Entries supplied =
◇ ◇ ◇ ◇
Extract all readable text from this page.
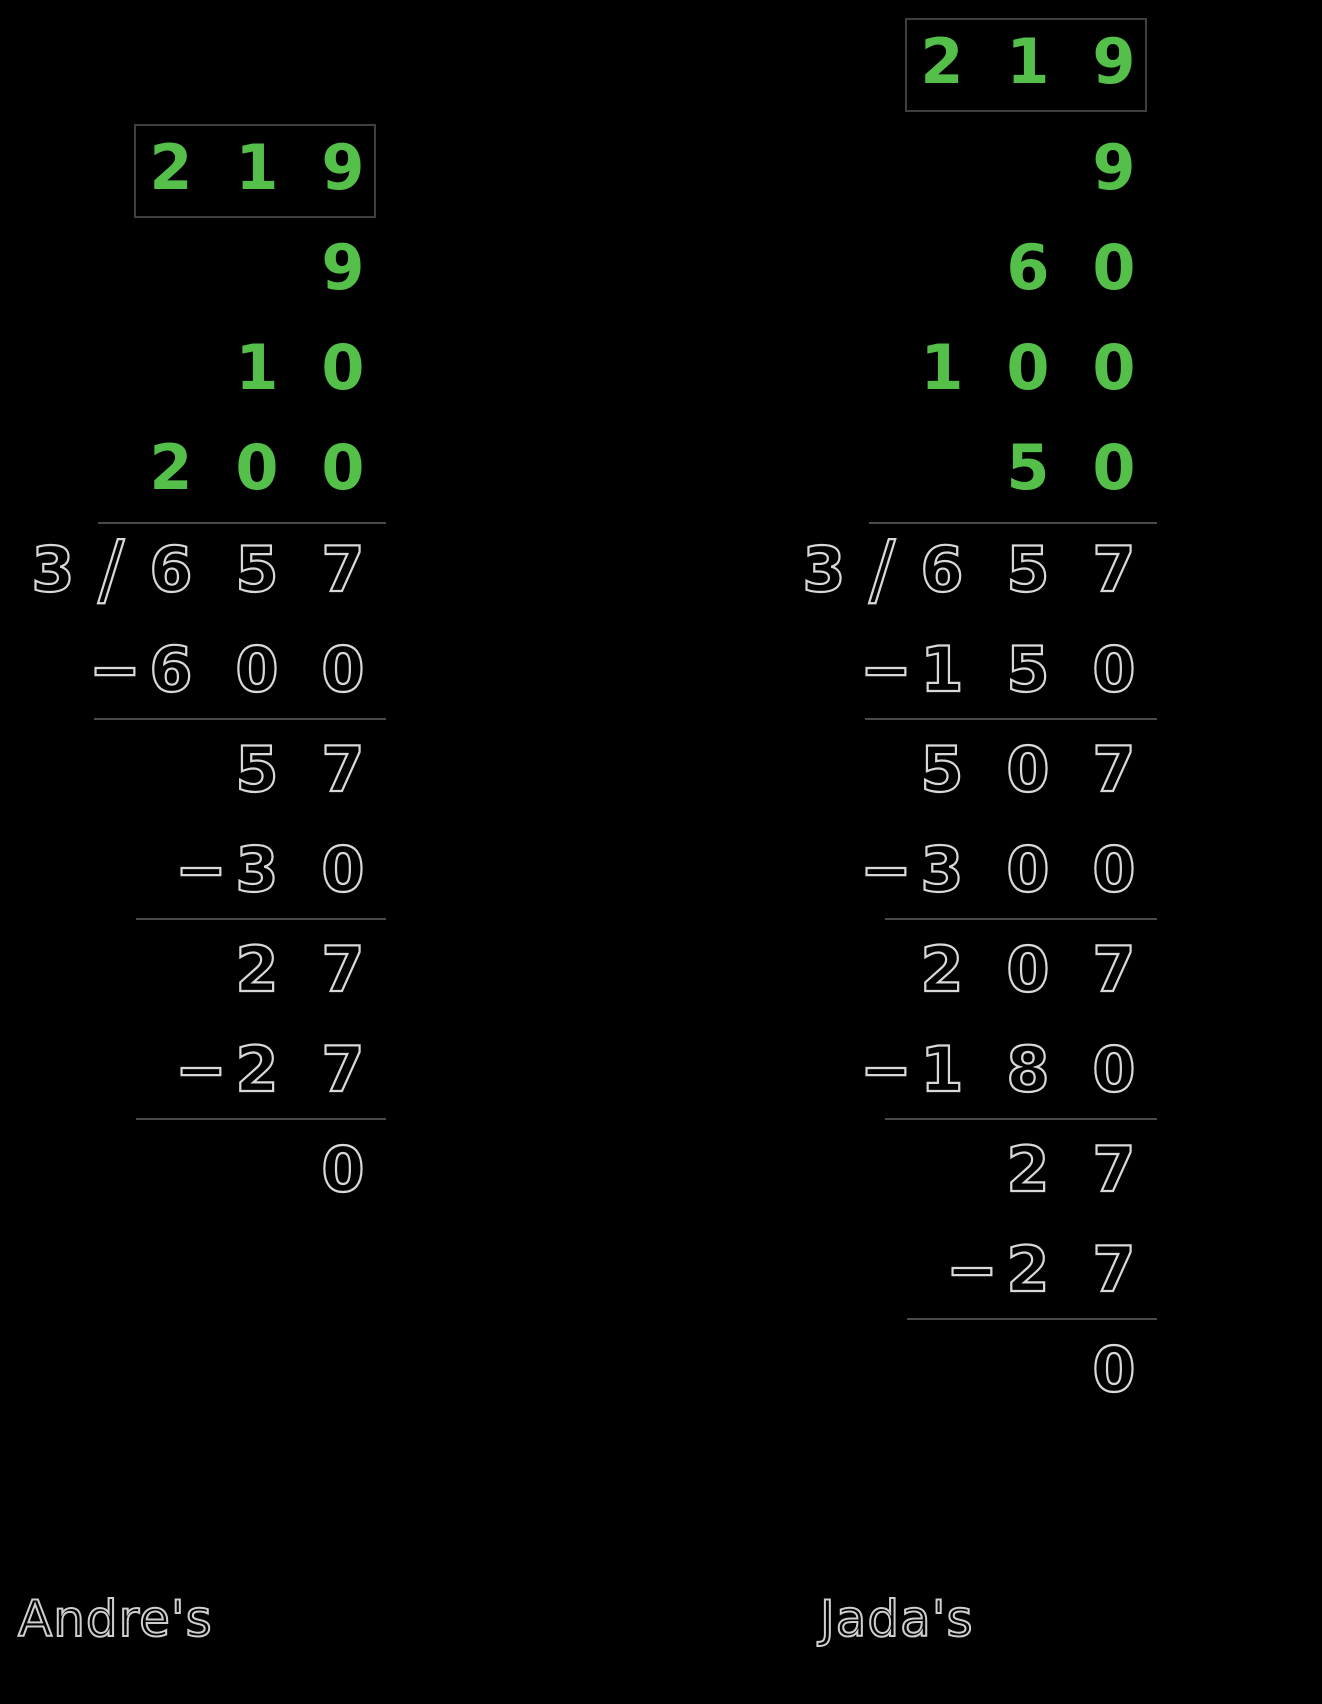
2 1 9
9
1 0
2 0 0
3 ∕ 6 5 7
− 6 0 0
5 7
− 3 0
2 7
− 2 7
0
2 1 9
9
6 0
1 0 0
5 0
3 ∕ 6 5 7
− 1 5 0
5 0 7
− 3 0 0
2 0 7
− 1 8 0
2 7
− 2 7
0
Andre's	Jada's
◇ ◇ ◇ ◇
The task = Reproduce every record above exactly, but leave out the pictures.

Full output =
Extract all readable text from this page.
2 1 9
9
1 0
2 0 0
3 ∕ 6 5 7
− 6 0 0
5 7
− 3 0
2 7
− 2 7
0
2 1 9
9
6 0
1 0 0
5 0
3 ∕ 6 5 7
− 1 5 0
5 0 7
− 3 0 0
2 0 7
− 1 8 0
2 7
− 2 7
0
Andre's	Jada's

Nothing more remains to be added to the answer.